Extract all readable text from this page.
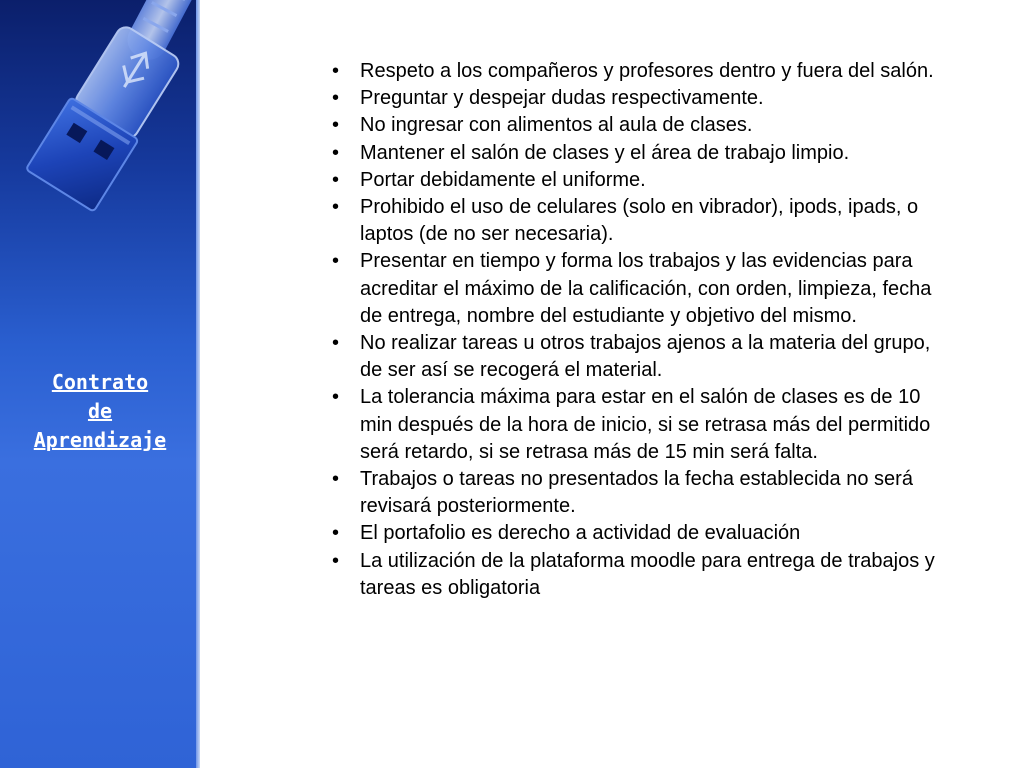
Contrato
de
Aprendizaje
•	Respeto a los compañeros y profesores dentro y fuera del salón.
•	Preguntar y despejar dudas respectivamente.
•	No ingresar con alimentos al aula de clases.
•	Mantener el salón de clases y el área de trabajo limpio.
•	Portar debidamente el uniforme.
•	Prohibido el uso de celulares (solo en vibrador), ipods, ipads, o laptos (de no ser necesaria).
•	Presentar en tiempo y forma los trabajos y las evidencias para acreditar el máximo de la calificación, con orden, limpieza, fecha de entrega, nombre del estudiante y objetivo del mismo.
•	No realizar tareas u otros trabajos ajenos a la materia del grupo, de ser así se recogerá el material.
•	La tolerancia máxima para estar en el salón de clases es de 10 min después de la hora de inicio, si se retrasa más del permitido será retardo, si se retrasa más de 15 min será falta.
•	Trabajos o tareas no presentados la fecha establecida no será revisará posteriormente.
•	El portafolio es derecho a actividad de evaluación
•	La utilización de la plataforma moodle para entrega de trabajos y tareas es obligatoria
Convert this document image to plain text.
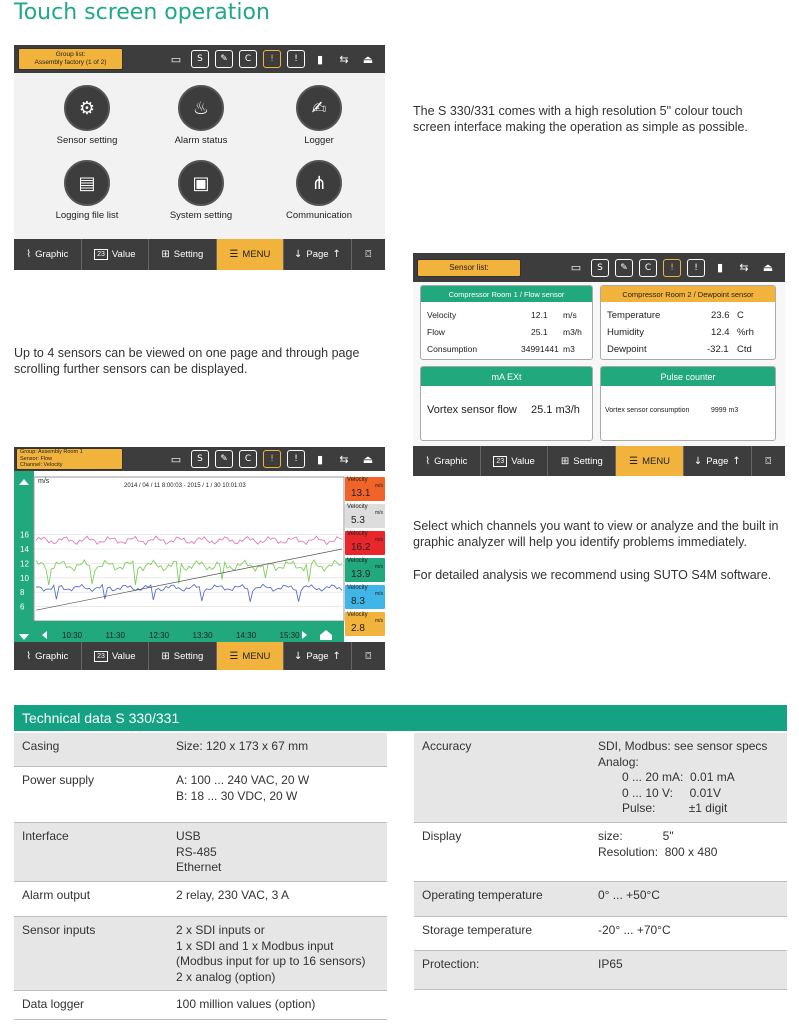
Touch screen operation
Group list:
Assembly factory (1 of 2)	▭	S	✎	C	!	!	▮	⇆	⏏
⚙
Sensor setting
♨
Alarm status
✍
Logger
▤
Logging file list
▣
System setting
⋔
Communication
⌇ Graphic	23 Value	⊞ Setting	☰ MENU ↓ Page ↑ ⌼
The S 330/331 comes with a high resolution 5" colour touch screen interface making the operation as simple as possible.
Sensor list:	▭	S	✎	C	!	!	▮	⇆	⏏
Compressor Room 1 / Flow sensor
Velocity	12.1 m/s
Flow	25.1 m3/h
Consumption	34991441 m3
Compressor Room 2 / Dewpoint sensor
Temperature	23.6 C
Humidity	12.4 %rh
Dewpoint	-32.1 Ctd
mA EXt
Vortex sensor flow 25.1 m3/h
Pulse counter
Vortex sensor consumption	9999 m3
⌇ Graphic	23 Value	⊞ Setting	☰ MENU ↓ Page ↑ ⌼
Up to 4 sensors can be viewed on one page and through page scrolling further sensors can be displayed.
Group: Assembly Room 1
Sensor: Flow
Channel: Velocity	▭	S	✎	C	!	!	▮	⇆	⏏
m/s
2014 / 04 / 11 8:00:03 - 2015 / 1 / 30 10:01:03
16
14
12
10
8
6
10:30	11:30	12:30	13:30	14:30	15:30
Velocity
m/s
13.1
Velocity
m/s
5.3
Velocity
m/s
16.2
Velocity
m/s
13.9
Velocity
m/s
8.3
Velocity
m/s
2.8
⌇ Graphic	23 Value	⊞ Setting	☰ MENU ↓ Page ↑ ⌼
Select which channels you want to view or analyze and the built in graphic analyzer will help you identify problems immediately.
For detailed analysis we recommend using SUTO S4M software.
Technical data S 330/331
Casing	Size: 120 x 173 x 67 mm
Power supply	A: 100 ... 240 VAC, 20 W
B: 18 ... 30 VDC, 20 W
Interface	USB
RS-485
Ethernet
Alarm output	2 relay, 230 VAC, 3 A
Sensor inputs	2 x SDI inputs or
1 x SDI and 1 x Modbus input
(Modbus input for up to 16 sensors)
2 x analog (option)
Data logger	100 million values (option)
Accuracy	SDI, Modbus: see sensor specs
Analog:
0 ... 20 mA:  0.01 mA
0 ... 10 V:     0.01V
Pulse:          ±1 digit
Display	size:            5"
Resolution:  800 x 480
Operating temperature	0° ... +50°C
Storage temperature	-20° ... +70°C
Protection:	IP65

- - - - -

◆ Goal ◆
Retype everything in the material word for word, minus pictures.

◆ Task result ◆
Extract all readable text from this page.
Contrato
de
Aprendizaje
•	Respeto a los compañeros y profesores dentro y fuera del salón.
•	Preguntar y despejar dudas respectivamente.
•	No ingresar con alimentos al aula de clases.
•	Mantener el salón de clases y el área de trabajo limpio.
•	Portar debidamente el uniforme.
•	Prohibido el uso de celulares (solo en vibrador), ipods, ipads, o laptos (de no ser necesaria).
•	Presentar en tiempo y forma los trabajos y las evidencias para acreditar el máximo de la calificación, con orden, limpieza, fecha de entrega, nombre del estudiante y objetivo del mismo.
•	No realizar tareas u otros trabajos ajenos a la materia del grupo, de ser así se recogerá el material.
•	La tolerancia máxima para estar en el salón de clases es de 10 min después de la hora de inicio, si se retrasa más del permitido será retardo, si se retrasa más de 15 min será falta.
•	Trabajos o tareas no presentados la fecha establecida no será revisará posteriormente.
•	El portafolio es derecho a actividad de evaluación
•	La utilización de la plataforma moodle para entrega de trabajos y tareas es obligatoria
Convert this document image to plain text.
Touch screen operation
Group list:
Assembly factory (1 of 2)	▭	S	✎	C	!	!	▮	⇆	⏏
⚙
Sensor setting
♨
Alarm status
✍
Logger
▤
Logging file list
▣
System setting
⋔
Communication
⌇ Graphic	23 Value	⊞ Setting	☰ MENU ↓ Page ↑ ⌼
The S 330/331 comes with a high resolution 5" colour touch screen interface making the operation as simple as possible.
Sensor list:	▭	S	✎	C	!	!	▮	⇆	⏏
Compressor Room 1 / Flow sensor
Velocity	12.1 m/s
Flow	25.1 m3/h
Consumption	34991441 m3
Compressor Room 2 / Dewpoint sensor
Temperature	23.6 C
Humidity	12.4 %rh
Dewpoint	-32.1 Ctd
mA EXt
Vortex sensor flow 25.1 m3/h
Pulse counter
Vortex sensor consumption	9999 m3
⌇ Graphic	23 Value	⊞ Setting	☰ MENU ↓ Page ↑ ⌼
Up to 4 sensors can be viewed on one page and through page scrolling further sensors can be displayed.
Group: Assembly Room 1
Sensor: Flow
Channel: Velocity	▭	S	✎	C	!	!	▮	⇆	⏏
m/s
2014 / 04 / 11 8:00:03 - 2015 / 1 / 30 10:01:03
16
14
12
10
8
6
10:30	11:30	12:30	13:30	14:30	15:30
Velocity
m/s
13.1
Velocity
m/s
5.3
Velocity
m/s
16.2
Velocity
m/s
13.9
Velocity
m/s
8.3
Velocity
m/s
2.8
⌇ Graphic	23 Value	⊞ Setting	☰ MENU ↓ Page ↑ ⌼
Select which channels you want to view or analyze and the built in graphic analyzer will help you identify problems immediately.
For detailed analysis we recommend using SUTO S4M software.
Technical data S 330/331
Casing	Size: 120 x 173 x 67 mm
Power supply	A: 100 ... 240 VAC, 20 W
B: 18 ... 30 VDC, 20 W
Interface	USB
RS-485
Ethernet
Alarm output	2 relay, 230 VAC, 3 A
Sensor inputs	2 x SDI inputs or
1 x SDI and 1 x Modbus input
(Modbus input for up to 16 sensors)
2 x analog (option)
Data logger	100 million values (option)
Accuracy	SDI, Modbus: see sensor specs
Analog:
0 ... 20 mA:  0.01 mA
0 ... 10 V:     0.01V
Pulse:          ±1 digit
Display	size:            5"
Resolution:  800 x 480
Operating temperature	0° ... +50°C
Storage temperature	-20° ... +70°C
Protection:	IP65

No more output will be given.